§ **Exercise material**:
******************************
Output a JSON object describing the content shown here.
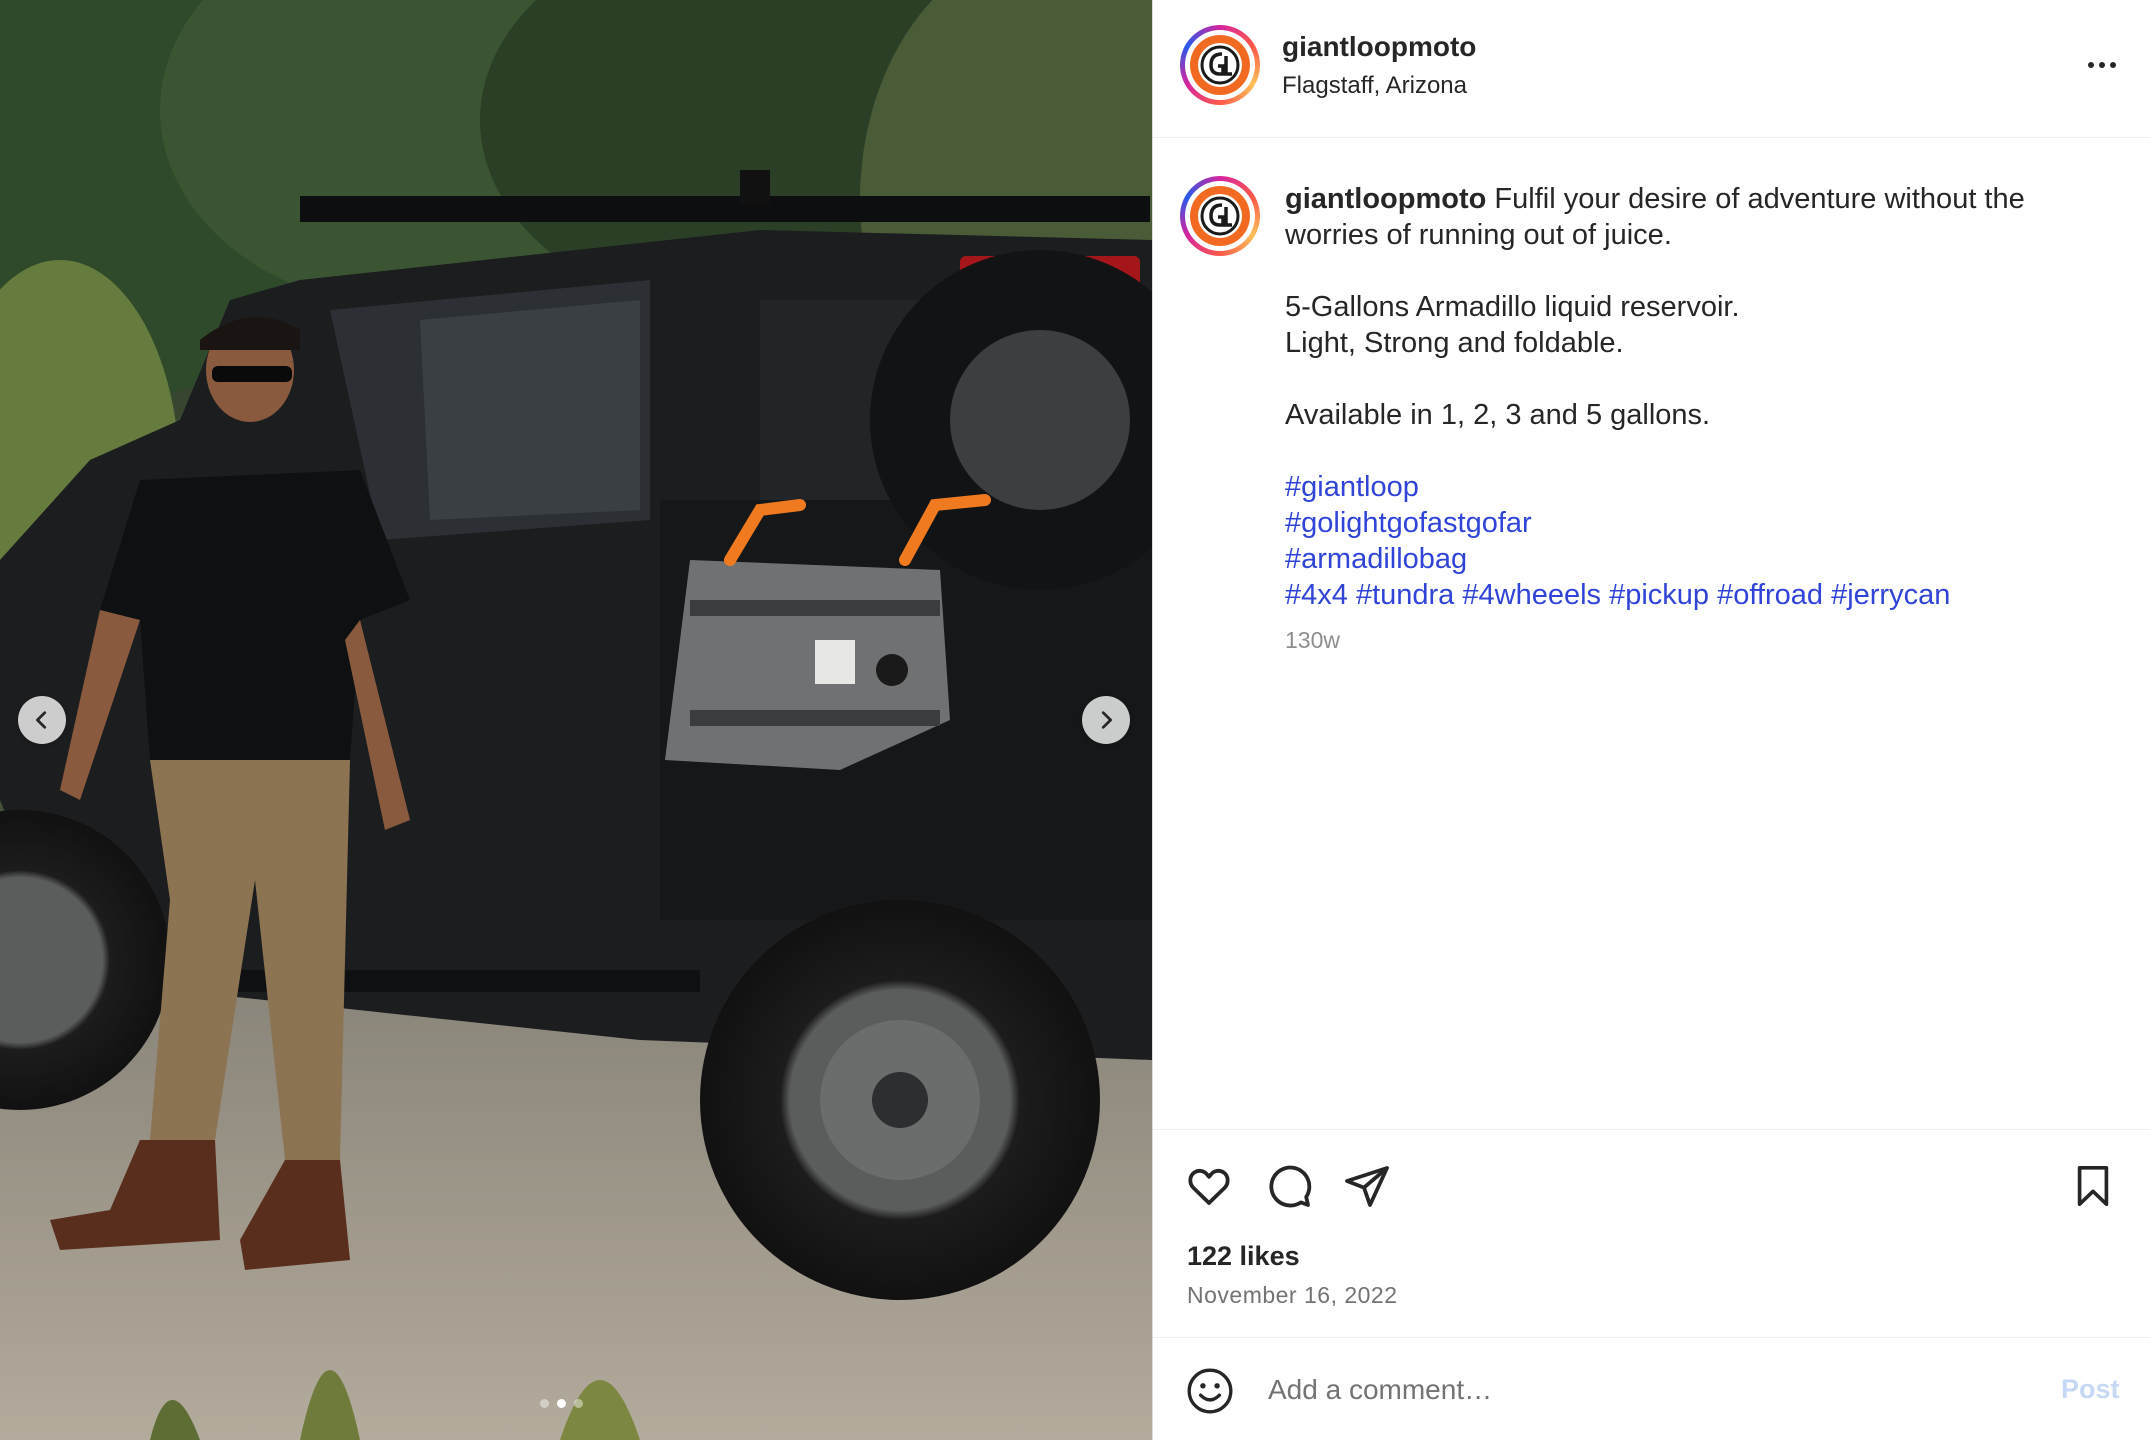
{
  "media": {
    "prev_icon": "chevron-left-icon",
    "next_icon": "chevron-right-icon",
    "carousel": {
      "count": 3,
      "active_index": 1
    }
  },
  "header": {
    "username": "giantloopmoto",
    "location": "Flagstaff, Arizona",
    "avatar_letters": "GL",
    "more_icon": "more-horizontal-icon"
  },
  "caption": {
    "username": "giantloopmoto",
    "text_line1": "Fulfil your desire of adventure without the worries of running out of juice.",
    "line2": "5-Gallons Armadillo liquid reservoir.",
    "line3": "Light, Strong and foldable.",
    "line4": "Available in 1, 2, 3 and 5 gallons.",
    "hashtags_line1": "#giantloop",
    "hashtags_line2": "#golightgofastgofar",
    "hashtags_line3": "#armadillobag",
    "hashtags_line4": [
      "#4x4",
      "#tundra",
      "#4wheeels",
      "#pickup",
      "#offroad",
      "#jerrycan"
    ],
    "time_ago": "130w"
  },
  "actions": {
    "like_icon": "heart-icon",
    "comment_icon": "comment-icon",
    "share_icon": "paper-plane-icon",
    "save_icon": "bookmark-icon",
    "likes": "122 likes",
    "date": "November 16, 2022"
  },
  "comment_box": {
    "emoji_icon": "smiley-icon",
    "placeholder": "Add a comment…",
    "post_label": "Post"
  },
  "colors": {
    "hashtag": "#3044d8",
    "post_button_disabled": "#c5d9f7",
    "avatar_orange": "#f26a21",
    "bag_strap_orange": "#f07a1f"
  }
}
******************************
§ **Work required**: Restate each of the entries above word for word and skip every image.

§ **The result**:
Output a JSON object describing the content shown here.
{
  "media": {
    "prev_icon": "chevron-left-icon",
    "next_icon": "chevron-right-icon",
    "carousel": {
      "count": 3,
      "active_index": 1
    }
  },
  "header": {
    "username": "giantloopmoto",
    "location": "Flagstaff, Arizona",
    "avatar_letters": "GL",
    "more_icon": "more-horizontal-icon"
  },
  "caption": {
    "username": "giantloopmoto",
    "text_line1": "Fulfil your desire of adventure without the worries of running out of juice.",
    "line2": "5-Gallons Armadillo liquid reservoir.",
    "line3": "Light, Strong and foldable.",
    "line4": "Available in 1, 2, 3 and 5 gallons.",
    "hashtags_line1": "#giantloop",
    "hashtags_line2": "#golightgofastgofar",
    "hashtags_line3": "#armadillobag",
    "hashtags_line4": [
      "#4x4",
      "#tundra",
      "#4wheeels",
      "#pickup",
      "#offroad",
      "#jerrycan"
    ],
    "time_ago": "130w"
  },
  "actions": {
    "like_icon": "heart-icon",
    "comment_icon": "comment-icon",
    "share_icon": "paper-plane-icon",
    "save_icon": "bookmark-icon",
    "likes": "122 likes",
    "date": "November 16, 2022"
  },
  "comment_box": {
    "emoji_icon": "smiley-icon",
    "placeholder": "Add a comment…",
    "post_label": "Post"
  },
  "colors": {
    "hashtag": "#3044d8",
    "post_button_disabled": "#c5d9f7",
    "avatar_orange": "#f26a21",
    "bag_strap_orange": "#f07a1f"
  }
}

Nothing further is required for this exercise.